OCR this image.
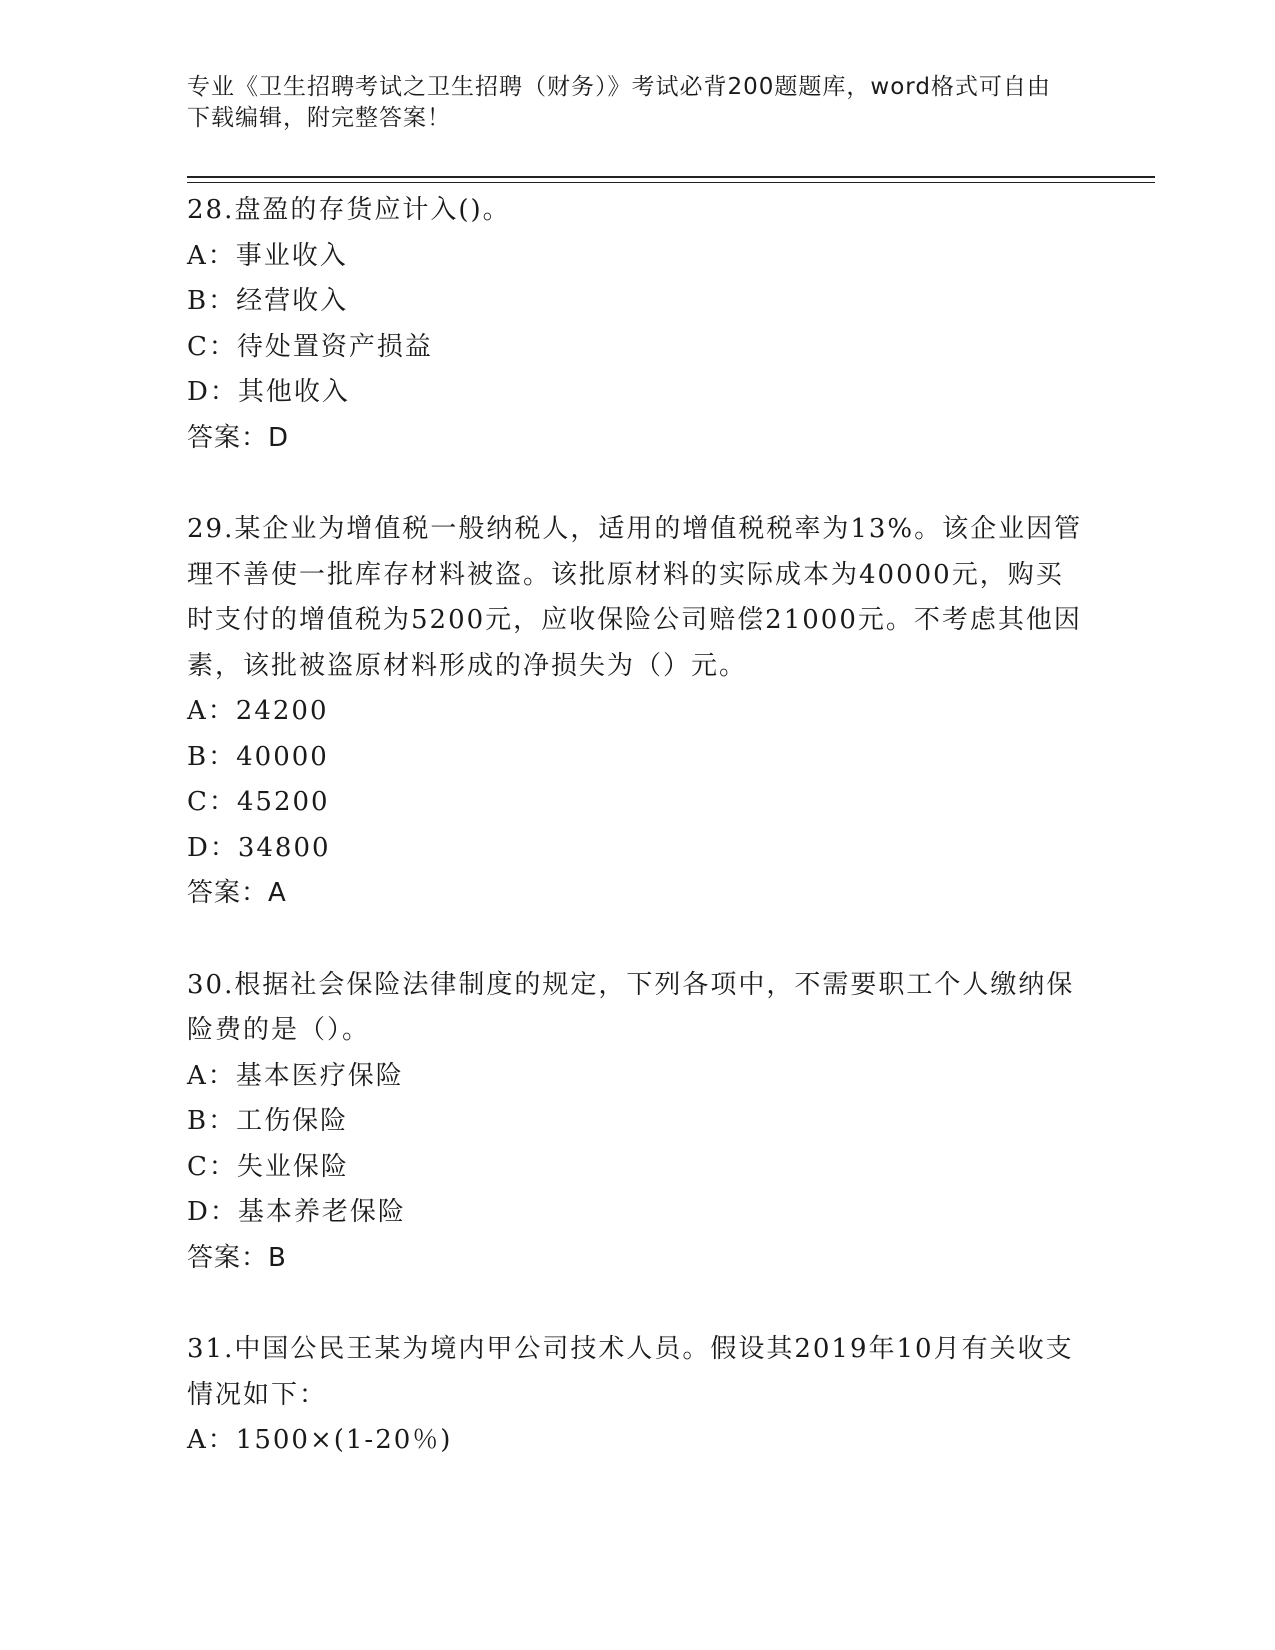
专业《卫生招聘考试之卫生招聘（财务）》考试必背200题题库，word格式可自由下载编辑，附完整答案！

28.盘盈的存货应计入()。

A：事业收入

B：经营收入

C：待处置资产损益

D：其他收入

答案：D

29.某企业为增值税一般纳税人，适用的增值税税率为13%。该企业因管理不善使一批库存材料被盗。该批原材料的实际成本为40000元，购买时支付的增值税为5200元，应收保险公司赔偿21000元。不考虑其他因素，该批被盗原材料形成的净损失为（）元。

A：24200

B：40000

C：45200

D：34800

答案：A

30.根据社会保险法律制度的规定，下列各项中，不需要职工个人缴纳保险费的是（）。

A：基本医疗保险

B：工伤保险

C：失业保险

D：基本养老保险

答案：B

31.中国公民王某为境内甲公司技术人员。假设其2019年10月有关收支情况如下：

A：1500×(1-20％)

■ Problem requirements
Give every record back exactly as it reads, with no images.

■ Reply to the exercise
OCR this image.
专业《卫生招聘考试之卫生招聘（财务）》考试必背200题题库，word格式可自由下载编辑，附完整答案！

28.盘盈的存货应计入()。

A：事业收入

B：经营收入

C：待处置资产损益

D：其他收入

答案：D

29.某企业为增值税一般纳税人，适用的增值税税率为13%。该企业因管理不善使一批库存材料被盗。该批原材料的实际成本为40000元，购买时支付的增值税为5200元，应收保险公司赔偿21000元。不考虑其他因素，该批被盗原材料形成的净损失为（）元。

A：24200

B：40000

C：45200

D：34800

答案：A

30.根据社会保险法律制度的规定，下列各项中，不需要职工个人缴纳保险费的是（）。

A：基本医疗保险

B：工伤保险

C：失业保险

D：基本养老保险

答案：B

31.中国公民王某为境内甲公司技术人员。假设其2019年10月有关收支情况如下：

A：1500×(1-20％)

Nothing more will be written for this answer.